* Enunciado del problema:
Responde a partir del relato de la escalada:
(a) ¿Cuántos años tenía Andrés Delgado?
(b) ¿Por qué ruta pensaban descender una vez alcanzada la cima?
(c) ¿A qué altitud se encuentra el llamado glaciar superior?

* Texto proporcionado:
= = = = =

Contaba yo con 25 años de edad y mi compañero para esa aventura Andrés Delgado apenas con 23, cuando nos propusimos intentar ese renombrado ascenso. Habíamos leído mucho sobre él en libros de alpinismo y entendíamos que era un desafío mucho mayor al que hasta entonces nos hubiéramos enfrentado en las montañas que ya habíamos escalado principalmente en los Andes de Sudamérica pero nunca imaginamos lo que íbamos a vivir hacia el final y como nos iba a transformar.
Nuestra estrategia para la escalada era muy sencilla. Subiríamos por la pared sur y una vez que llegáramos a la cima descenderíamos por la ruta normal en el lado norte que es un camino sin inclinación ni complicaciones. Haríamos toda la escalada de un solo tirón, en 3 días máximo con muy poco equipo, gas (para fundir nieve y tener agua) y comida (apenas unas sopas deshidratadas, avena y barras energéticas).
En nuestro primer día en la pared, después de unas 10 horas de escalar principalmente en roca muy quebradiza conseguimos llegar a donde teníamos planeado, una pendiente de nieve a un tercio de altura de la pared aproximadamente. El segundo día empezó con uno de los tramos más “técnicos” del ascenso, un muro de roca vertical de 200 metros que encima tenía un bloque de hielo (serac) de 100 metros de altura. Superar lo anterior nos llevo medio día de esfuerzo considerable y concentración absoluta pero antes de las 2 de la tarde ya estábamos en el llamado glaciar superior a 6,000 metros de altitud . Nos sentíamos confiados y restándonos todavía unos 900 metros de pared por ascender que decidimos dejarlos para el día siguiente que estábamos seguros sería nuestro último día en la pared.
Pero esa esa noche mientras tratábamos de dormir y descansar para la jornada final empezó a nevar. Al principio muy ligero pero gradualmente aumentó hasta convertirse en una nevada muy intensa que no paró hasta que llego la luz del día.

= = = = =

* Extracto de origen:
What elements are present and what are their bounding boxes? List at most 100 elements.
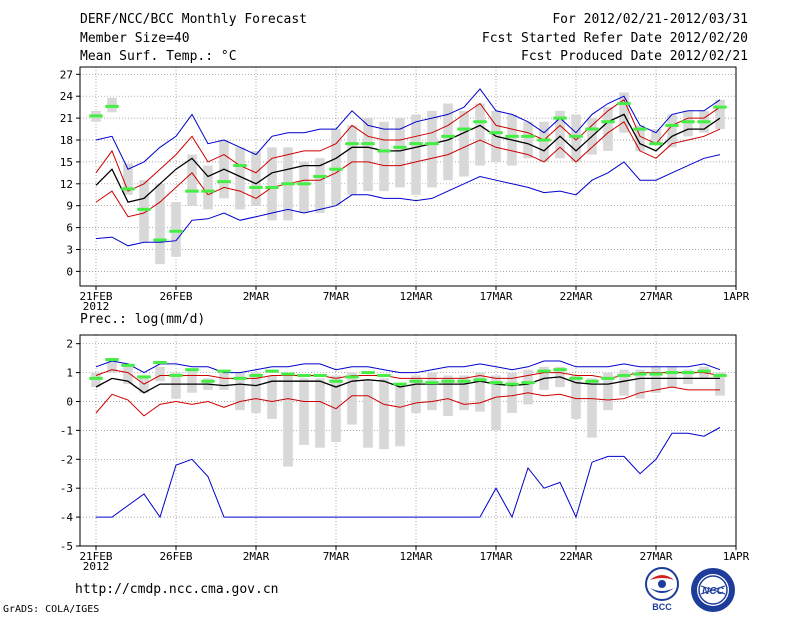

= = = = =

* Respuesta:
(a) 23 años.
(b) Por la ruta normal del lado norte.
(c) A 6,000 metros.